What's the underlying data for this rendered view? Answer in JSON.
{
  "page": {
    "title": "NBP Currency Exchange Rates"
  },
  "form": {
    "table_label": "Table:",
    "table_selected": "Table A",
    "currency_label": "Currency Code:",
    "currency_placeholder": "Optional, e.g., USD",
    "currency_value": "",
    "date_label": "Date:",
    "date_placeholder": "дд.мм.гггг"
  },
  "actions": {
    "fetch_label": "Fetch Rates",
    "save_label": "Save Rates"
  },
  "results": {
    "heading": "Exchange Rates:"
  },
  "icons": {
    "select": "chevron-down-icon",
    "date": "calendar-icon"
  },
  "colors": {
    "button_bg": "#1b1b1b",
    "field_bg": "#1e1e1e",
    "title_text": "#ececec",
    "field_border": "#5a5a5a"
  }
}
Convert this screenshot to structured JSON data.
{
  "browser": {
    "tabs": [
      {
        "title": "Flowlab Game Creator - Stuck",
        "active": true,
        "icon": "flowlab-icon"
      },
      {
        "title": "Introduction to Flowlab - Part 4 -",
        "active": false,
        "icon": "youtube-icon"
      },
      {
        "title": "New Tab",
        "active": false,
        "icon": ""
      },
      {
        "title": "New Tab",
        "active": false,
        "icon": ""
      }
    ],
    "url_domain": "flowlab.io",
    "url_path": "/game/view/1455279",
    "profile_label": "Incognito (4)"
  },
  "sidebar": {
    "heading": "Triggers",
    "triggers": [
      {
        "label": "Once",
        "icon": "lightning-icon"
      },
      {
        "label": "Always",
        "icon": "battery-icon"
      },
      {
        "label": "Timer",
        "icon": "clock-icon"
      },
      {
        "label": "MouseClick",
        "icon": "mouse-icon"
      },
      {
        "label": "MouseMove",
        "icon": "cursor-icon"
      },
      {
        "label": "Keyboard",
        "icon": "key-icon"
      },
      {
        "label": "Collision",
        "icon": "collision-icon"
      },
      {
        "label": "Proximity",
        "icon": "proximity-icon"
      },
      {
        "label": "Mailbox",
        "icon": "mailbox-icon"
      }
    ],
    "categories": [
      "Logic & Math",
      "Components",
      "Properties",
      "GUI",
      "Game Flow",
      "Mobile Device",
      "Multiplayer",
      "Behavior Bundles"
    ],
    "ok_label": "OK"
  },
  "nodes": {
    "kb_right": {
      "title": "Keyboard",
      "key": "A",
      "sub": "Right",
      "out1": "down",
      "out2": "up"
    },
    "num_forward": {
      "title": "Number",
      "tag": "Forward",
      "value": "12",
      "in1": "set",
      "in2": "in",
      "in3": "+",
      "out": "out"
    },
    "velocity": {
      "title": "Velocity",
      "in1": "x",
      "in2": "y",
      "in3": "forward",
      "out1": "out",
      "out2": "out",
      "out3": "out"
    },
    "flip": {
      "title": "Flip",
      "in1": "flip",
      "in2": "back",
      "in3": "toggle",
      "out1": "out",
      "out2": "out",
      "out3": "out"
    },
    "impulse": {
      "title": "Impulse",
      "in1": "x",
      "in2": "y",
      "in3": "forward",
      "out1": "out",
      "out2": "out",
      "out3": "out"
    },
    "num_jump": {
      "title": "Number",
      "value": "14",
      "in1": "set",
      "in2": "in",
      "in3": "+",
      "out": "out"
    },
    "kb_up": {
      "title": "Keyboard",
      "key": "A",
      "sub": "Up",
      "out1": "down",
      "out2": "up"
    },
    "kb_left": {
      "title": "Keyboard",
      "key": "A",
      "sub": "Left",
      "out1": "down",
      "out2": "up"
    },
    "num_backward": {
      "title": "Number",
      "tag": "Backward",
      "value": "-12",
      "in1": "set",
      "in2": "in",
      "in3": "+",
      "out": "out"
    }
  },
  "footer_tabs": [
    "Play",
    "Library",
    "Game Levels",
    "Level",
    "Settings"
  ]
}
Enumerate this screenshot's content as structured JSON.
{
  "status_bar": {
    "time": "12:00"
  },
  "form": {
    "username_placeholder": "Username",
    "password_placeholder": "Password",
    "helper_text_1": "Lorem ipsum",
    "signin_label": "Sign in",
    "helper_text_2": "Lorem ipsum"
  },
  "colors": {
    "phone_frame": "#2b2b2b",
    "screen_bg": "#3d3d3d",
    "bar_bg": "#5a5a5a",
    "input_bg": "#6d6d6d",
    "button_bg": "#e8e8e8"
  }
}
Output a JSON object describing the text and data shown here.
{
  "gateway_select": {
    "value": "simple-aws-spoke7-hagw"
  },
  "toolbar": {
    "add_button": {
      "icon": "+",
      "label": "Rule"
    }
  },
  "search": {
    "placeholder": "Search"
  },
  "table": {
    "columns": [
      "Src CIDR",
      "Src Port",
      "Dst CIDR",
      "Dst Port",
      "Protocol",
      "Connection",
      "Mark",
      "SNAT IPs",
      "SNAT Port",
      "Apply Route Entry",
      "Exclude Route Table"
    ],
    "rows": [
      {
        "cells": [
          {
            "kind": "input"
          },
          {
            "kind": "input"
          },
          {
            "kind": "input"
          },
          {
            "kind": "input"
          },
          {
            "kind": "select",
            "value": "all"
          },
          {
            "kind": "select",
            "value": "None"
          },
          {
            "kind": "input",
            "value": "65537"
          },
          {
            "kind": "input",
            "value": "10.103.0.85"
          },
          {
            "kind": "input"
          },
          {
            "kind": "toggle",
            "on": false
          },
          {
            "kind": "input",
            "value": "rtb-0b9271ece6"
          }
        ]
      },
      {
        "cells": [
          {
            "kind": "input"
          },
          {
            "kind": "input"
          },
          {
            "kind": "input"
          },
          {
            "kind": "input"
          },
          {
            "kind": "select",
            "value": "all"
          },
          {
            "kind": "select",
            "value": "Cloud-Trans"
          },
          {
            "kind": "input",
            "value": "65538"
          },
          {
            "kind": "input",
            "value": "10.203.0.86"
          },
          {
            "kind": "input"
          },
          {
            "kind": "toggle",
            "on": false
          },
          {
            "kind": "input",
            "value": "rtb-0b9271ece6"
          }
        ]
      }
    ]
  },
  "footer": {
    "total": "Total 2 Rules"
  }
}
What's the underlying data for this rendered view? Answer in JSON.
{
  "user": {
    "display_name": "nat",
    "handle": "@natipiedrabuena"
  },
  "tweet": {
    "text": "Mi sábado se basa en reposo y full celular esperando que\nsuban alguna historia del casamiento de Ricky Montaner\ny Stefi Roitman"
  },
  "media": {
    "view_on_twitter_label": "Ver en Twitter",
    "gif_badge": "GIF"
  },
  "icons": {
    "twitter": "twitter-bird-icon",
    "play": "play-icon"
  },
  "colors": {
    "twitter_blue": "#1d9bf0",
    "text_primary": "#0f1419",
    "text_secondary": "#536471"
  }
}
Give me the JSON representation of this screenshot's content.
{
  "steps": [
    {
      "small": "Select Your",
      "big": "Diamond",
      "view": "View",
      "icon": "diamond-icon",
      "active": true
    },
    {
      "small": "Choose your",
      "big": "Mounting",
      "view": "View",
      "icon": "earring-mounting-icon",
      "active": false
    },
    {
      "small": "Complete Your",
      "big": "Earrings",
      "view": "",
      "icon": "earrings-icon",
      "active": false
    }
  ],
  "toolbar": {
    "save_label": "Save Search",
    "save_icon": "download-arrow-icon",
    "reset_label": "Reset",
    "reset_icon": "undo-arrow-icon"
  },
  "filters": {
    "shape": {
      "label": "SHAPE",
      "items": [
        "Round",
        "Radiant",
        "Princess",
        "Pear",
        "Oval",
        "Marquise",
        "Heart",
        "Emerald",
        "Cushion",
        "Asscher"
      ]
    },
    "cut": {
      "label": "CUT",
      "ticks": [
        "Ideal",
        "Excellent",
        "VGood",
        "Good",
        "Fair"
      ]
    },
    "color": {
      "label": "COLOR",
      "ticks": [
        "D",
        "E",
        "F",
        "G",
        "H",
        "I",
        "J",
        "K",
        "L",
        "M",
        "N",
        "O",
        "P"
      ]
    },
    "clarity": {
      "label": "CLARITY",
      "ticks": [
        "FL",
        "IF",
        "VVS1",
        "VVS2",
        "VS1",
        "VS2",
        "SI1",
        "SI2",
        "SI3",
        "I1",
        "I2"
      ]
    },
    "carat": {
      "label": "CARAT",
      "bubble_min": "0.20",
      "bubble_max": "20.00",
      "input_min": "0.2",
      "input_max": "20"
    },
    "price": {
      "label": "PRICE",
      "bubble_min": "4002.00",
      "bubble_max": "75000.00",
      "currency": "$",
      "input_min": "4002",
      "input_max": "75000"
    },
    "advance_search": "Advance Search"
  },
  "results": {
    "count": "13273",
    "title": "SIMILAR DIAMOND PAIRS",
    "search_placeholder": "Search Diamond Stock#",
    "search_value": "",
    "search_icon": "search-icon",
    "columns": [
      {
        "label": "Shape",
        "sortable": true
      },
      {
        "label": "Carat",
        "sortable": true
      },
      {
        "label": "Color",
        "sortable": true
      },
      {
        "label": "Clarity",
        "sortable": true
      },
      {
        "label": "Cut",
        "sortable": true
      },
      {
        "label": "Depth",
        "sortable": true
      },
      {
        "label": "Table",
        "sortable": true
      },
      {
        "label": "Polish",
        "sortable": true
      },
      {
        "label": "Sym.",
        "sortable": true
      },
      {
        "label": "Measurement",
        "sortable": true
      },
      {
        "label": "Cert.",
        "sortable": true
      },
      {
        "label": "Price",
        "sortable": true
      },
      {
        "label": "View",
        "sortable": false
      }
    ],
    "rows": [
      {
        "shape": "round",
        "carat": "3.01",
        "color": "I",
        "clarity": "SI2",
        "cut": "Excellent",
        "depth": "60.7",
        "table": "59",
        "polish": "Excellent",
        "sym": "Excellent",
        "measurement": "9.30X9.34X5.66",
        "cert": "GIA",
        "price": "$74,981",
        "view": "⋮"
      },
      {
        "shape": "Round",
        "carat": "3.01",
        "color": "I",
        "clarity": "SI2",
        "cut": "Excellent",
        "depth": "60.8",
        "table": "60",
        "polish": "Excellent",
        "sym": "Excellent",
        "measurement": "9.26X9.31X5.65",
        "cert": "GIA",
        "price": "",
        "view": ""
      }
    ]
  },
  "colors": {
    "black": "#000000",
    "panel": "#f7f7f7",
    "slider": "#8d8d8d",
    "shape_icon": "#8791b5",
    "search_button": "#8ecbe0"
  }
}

* [Your goal]: From the listing above, return each line with the word "content".

* [Answer to this task]:
Enumerate this screenshot's content as structured JSON.
Give me the JSON representation of this screenshot's content.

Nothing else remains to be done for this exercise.